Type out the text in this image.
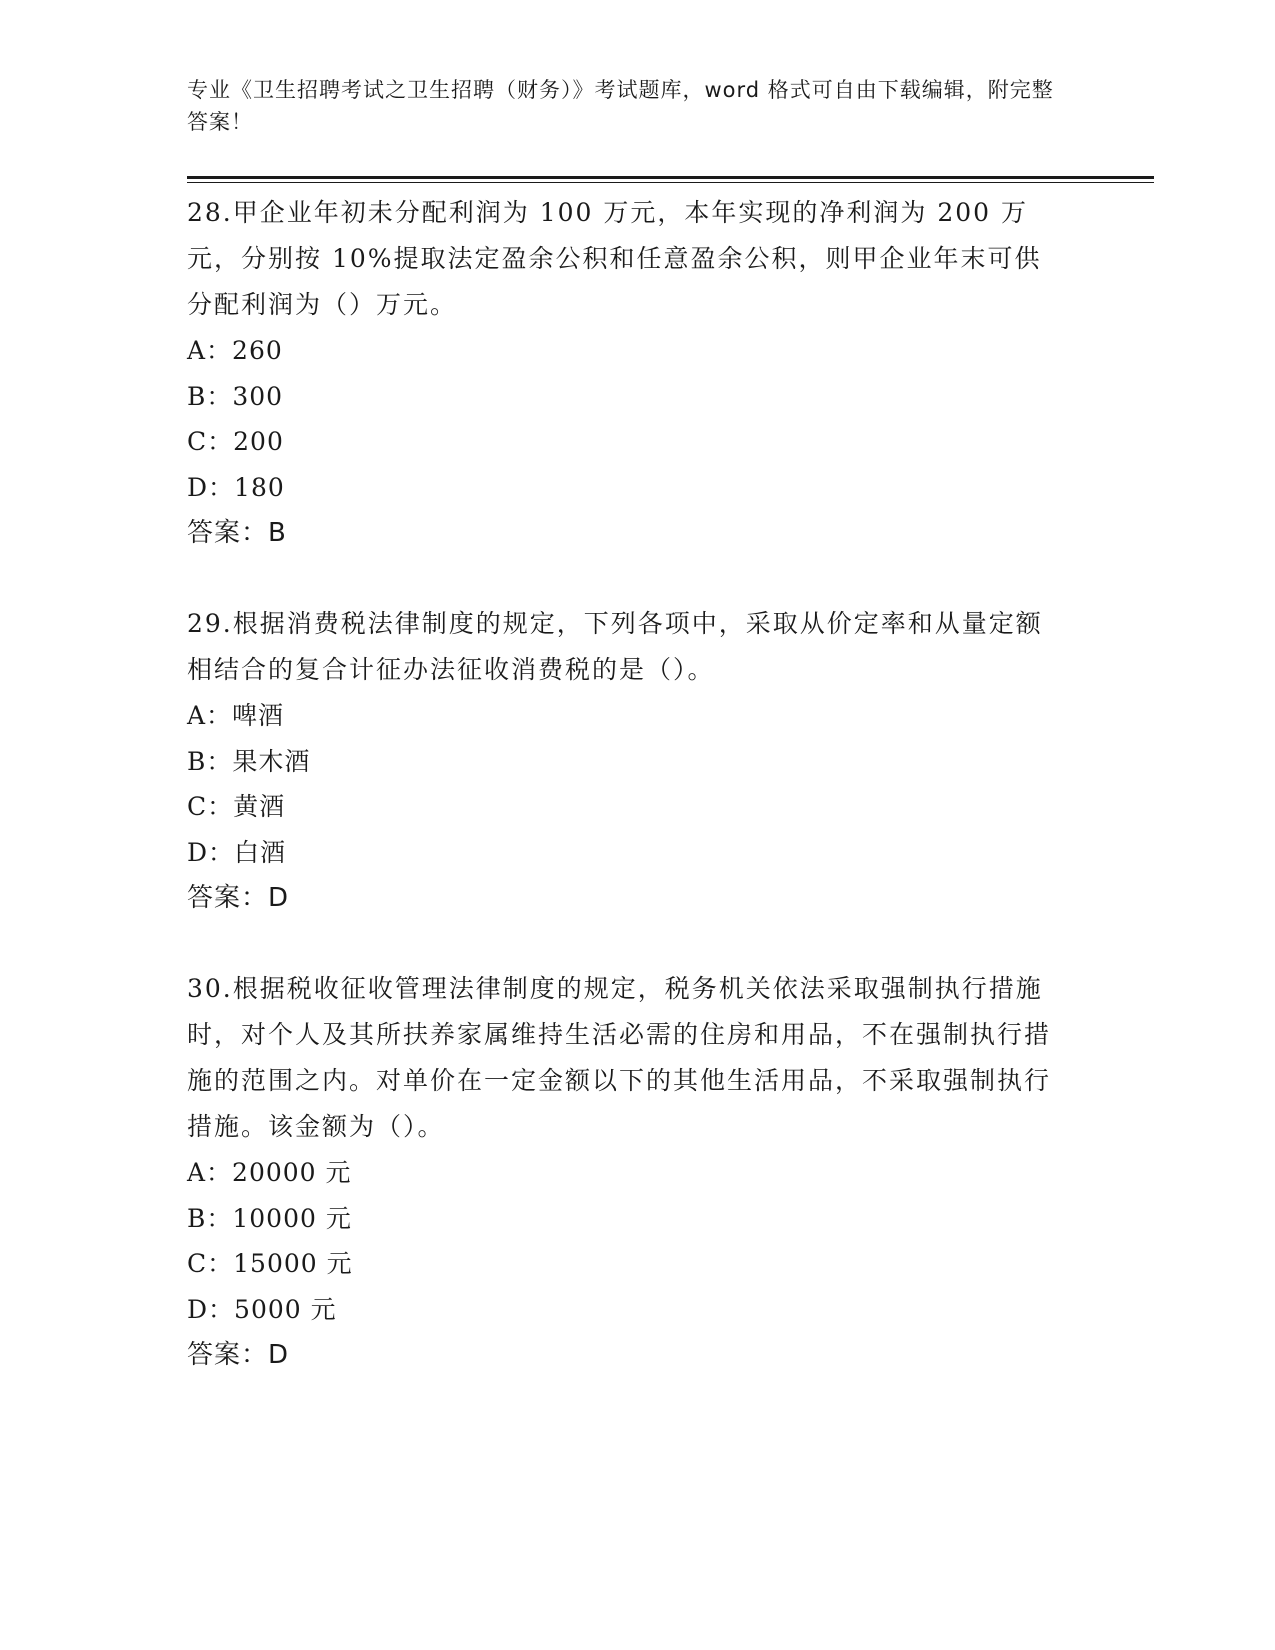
专业《卫生招聘考试之卫生招聘（财务）》考试题库，word 格式可自由下载编辑，附完整答案！
28.甲企业年初未分配利润为 100 万元，本年实现的净利润为 200 万元，分别按 10%提取法定盈余公积和任意盈余公积，则甲企业年末可供分配利润为（）万元。
A：260
B：300
C：200
D：180
答案：B
29.根据消费税法律制度的规定，下列各项中，采取从价定率和从量定额相结合的复合计征办法征收消费税的是（）。
A：啤酒
B：果木酒
C：黄酒
D：白酒
答案：D
30.根据税收征收管理法律制度的规定，税务机关依法采取强制执行措施时，对个人及其所扶养家属维持生活必需的住房和用品，不在强制执行措施的范围之内。对单价在一定金额以下的其他生活用品，不采取强制执行措施。该金额为（）。
A：20000 元
B：10000 元
C：15000 元
D：5000 元
答案：D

## WHAT YOU NEED TO DO
The records above need to be given again exactly. Omit the pictures.

## ANSWER TO THIS PROBLEM
Type out the text in this image.
专业《卫生招聘考试之卫生招聘（财务）》考试题库，word 格式可自由下载编辑，附完整答案！
28.甲企业年初未分配利润为 100 万元，本年实现的净利润为 200 万元，分别按 10%提取法定盈余公积和任意盈余公积，则甲企业年末可供分配利润为（）万元。
A：260
B：300
C：200
D：180
答案：B
29.根据消费税法律制度的规定，下列各项中，采取从价定率和从量定额相结合的复合计征办法征收消费税的是（）。
A：啤酒
B：果木酒
C：黄酒
D：白酒
答案：D
30.根据税收征收管理法律制度的规定，税务机关依法采取强制执行措施时，对个人及其所扶养家属维持生活必需的住房和用品，不在强制执行措施的范围之内。对单价在一定金额以下的其他生活用品，不采取强制执行措施。该金额为（）。
A：20000 元
B：10000 元
C：15000 元
D：5000 元
答案：D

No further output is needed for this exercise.